**What needs to be done:** From the entries below, pull out each line where "loss" appears.

**Document page transcript entries:**
________________________________________

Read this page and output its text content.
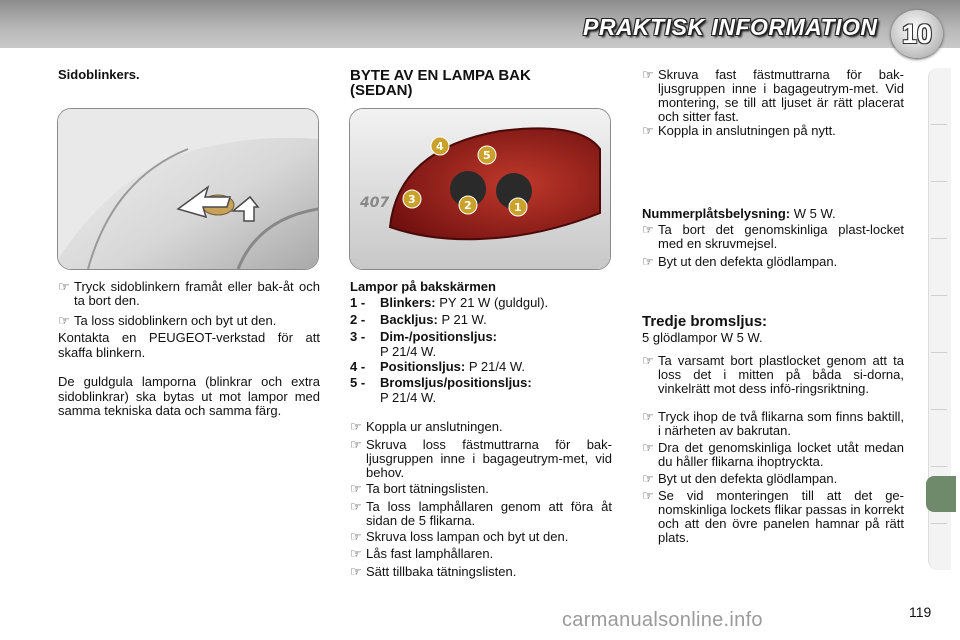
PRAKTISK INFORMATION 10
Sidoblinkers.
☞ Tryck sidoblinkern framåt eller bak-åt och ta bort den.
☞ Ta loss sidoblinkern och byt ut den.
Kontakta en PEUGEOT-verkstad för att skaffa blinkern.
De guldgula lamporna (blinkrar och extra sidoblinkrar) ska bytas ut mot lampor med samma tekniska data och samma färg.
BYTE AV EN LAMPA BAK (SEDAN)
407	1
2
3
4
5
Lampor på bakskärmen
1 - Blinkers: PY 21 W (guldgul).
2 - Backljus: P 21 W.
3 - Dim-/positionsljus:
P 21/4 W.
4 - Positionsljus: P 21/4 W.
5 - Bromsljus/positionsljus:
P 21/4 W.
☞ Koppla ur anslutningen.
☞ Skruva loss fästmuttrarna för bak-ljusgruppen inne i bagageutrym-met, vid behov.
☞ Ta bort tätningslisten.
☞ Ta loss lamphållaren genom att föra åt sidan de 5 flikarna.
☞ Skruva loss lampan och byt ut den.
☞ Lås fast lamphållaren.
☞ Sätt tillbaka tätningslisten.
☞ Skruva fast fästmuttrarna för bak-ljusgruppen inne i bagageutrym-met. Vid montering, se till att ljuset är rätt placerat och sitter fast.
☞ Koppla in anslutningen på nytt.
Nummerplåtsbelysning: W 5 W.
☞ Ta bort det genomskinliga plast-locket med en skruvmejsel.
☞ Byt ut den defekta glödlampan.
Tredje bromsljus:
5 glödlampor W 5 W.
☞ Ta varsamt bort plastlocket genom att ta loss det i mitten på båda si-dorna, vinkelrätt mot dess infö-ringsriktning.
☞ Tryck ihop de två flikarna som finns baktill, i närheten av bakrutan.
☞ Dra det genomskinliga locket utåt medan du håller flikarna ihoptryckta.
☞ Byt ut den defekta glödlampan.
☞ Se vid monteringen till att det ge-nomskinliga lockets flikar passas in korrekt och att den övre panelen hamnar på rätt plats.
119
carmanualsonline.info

________________________________________

**Response to this exercise:**
☞ Ta loss sidoblinkern och byt ut den.
☞ Skruva loss fästmuttrarna för bak-ljusgruppen inne i bagageutrym-met, vid behov.
☞ Ta loss lamphållaren genom att föra åt sidan de 5 flikarna.
☞ Skruva loss lampan och byt ut den.
☞ Ta varsamt bort plastlocket genom att ta loss det i mitten på båda si-dorna, vinkelrätt mot dess infö-ringsriktning.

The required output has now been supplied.